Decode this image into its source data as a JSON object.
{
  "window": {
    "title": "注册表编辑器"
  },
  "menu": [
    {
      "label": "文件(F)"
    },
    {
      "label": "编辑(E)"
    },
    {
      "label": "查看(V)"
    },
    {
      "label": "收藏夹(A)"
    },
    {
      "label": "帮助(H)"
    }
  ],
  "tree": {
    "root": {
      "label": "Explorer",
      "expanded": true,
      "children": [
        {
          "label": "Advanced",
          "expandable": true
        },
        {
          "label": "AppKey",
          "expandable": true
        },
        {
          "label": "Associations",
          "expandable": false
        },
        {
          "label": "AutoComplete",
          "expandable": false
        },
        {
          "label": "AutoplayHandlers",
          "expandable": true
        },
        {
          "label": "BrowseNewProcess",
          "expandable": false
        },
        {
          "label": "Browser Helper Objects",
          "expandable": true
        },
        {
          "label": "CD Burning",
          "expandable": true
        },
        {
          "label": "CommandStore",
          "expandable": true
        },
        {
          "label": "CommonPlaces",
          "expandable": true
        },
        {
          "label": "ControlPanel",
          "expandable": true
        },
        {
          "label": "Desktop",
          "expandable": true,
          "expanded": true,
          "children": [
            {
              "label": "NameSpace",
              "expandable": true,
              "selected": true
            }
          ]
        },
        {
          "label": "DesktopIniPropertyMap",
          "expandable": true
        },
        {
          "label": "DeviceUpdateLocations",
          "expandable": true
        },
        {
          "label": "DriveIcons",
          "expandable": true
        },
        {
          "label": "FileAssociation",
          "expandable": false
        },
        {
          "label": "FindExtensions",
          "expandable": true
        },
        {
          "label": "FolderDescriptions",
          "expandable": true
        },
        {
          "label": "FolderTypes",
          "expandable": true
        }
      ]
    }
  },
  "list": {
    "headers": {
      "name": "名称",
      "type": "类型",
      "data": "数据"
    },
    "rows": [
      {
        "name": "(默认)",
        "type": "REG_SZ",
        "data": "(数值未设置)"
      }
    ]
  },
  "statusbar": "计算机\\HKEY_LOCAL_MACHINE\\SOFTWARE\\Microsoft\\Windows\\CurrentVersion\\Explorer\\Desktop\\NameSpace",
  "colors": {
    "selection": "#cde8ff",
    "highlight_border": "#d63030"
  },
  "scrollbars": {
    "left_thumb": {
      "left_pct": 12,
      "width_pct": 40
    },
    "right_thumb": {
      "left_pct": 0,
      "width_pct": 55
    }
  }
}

What is needed
Copy down the material exactly as written.

Written response
Decode this image into its source data as a JSON object.
{
  "window": {
    "title": "注册表编辑器"
  },
  "menu": [
    {
      "label": "文件(F)"
    },
    {
      "label": "编辑(E)"
    },
    {
      "label": "查看(V)"
    },
    {
      "label": "收藏夹(A)"
    },
    {
      "label": "帮助(H)"
    }
  ],
  "tree": {
    "root": {
      "label": "Explorer",
      "expanded": true,
      "children": [
        {
          "label": "Advanced",
          "expandable": true
        },
        {
          "label": "AppKey",
          "expandable": true
        },
        {
          "label": "Associations",
          "expandable": false
        },
        {
          "label": "AutoComplete",
          "expandable": false
        },
        {
          "label": "AutoplayHandlers",
          "expandable": true
        },
        {
          "label": "BrowseNewProcess",
          "expandable": false
        },
        {
          "label": "Browser Helper Objects",
          "expandable": true
        },
        {
          "label": "CD Burning",
          "expandable": true
        },
        {
          "label": "CommandStore",
          "expandable": true
        },
        {
          "label": "CommonPlaces",
          "expandable": true
        },
        {
          "label": "ControlPanel",
          "expandable": true
        },
        {
          "label": "Desktop",
          "expandable": true,
          "expanded": true,
          "children": [
            {
              "label": "NameSpace",
              "expandable": true,
              "selected": true
            }
          ]
        },
        {
          "label": "DesktopIniPropertyMap",
          "expandable": true
        },
        {
          "label": "DeviceUpdateLocations",
          "expandable": true
        },
        {
          "label": "DriveIcons",
          "expandable": true
        },
        {
          "label": "FileAssociation",
          "expandable": false
        },
        {
          "label": "FindExtensions",
          "expandable": true
        },
        {
          "label": "FolderDescriptions",
          "expandable": true
        },
        {
          "label": "FolderTypes",
          "expandable": true
        }
      ]
    }
  },
  "list": {
    "headers": {
      "name": "名称",
      "type": "类型",
      "data": "数据"
    },
    "rows": [
      {
        "name": "(默认)",
        "type": "REG_SZ",
        "data": "(数值未设置)"
      }
    ]
  },
  "statusbar": "计算机\\HKEY_LOCAL_MACHINE\\SOFTWARE\\Microsoft\\Windows\\CurrentVersion\\Explorer\\Desktop\\NameSpace",
  "colors": {
    "selection": "#cde8ff",
    "highlight_border": "#d63030"
  },
  "scrollbars": {
    "left_thumb": {
      "left_pct": 12,
      "width_pct": 40
    },
    "right_thumb": {
      "left_pct": 0,
      "width_pct": 55
    }
  }
}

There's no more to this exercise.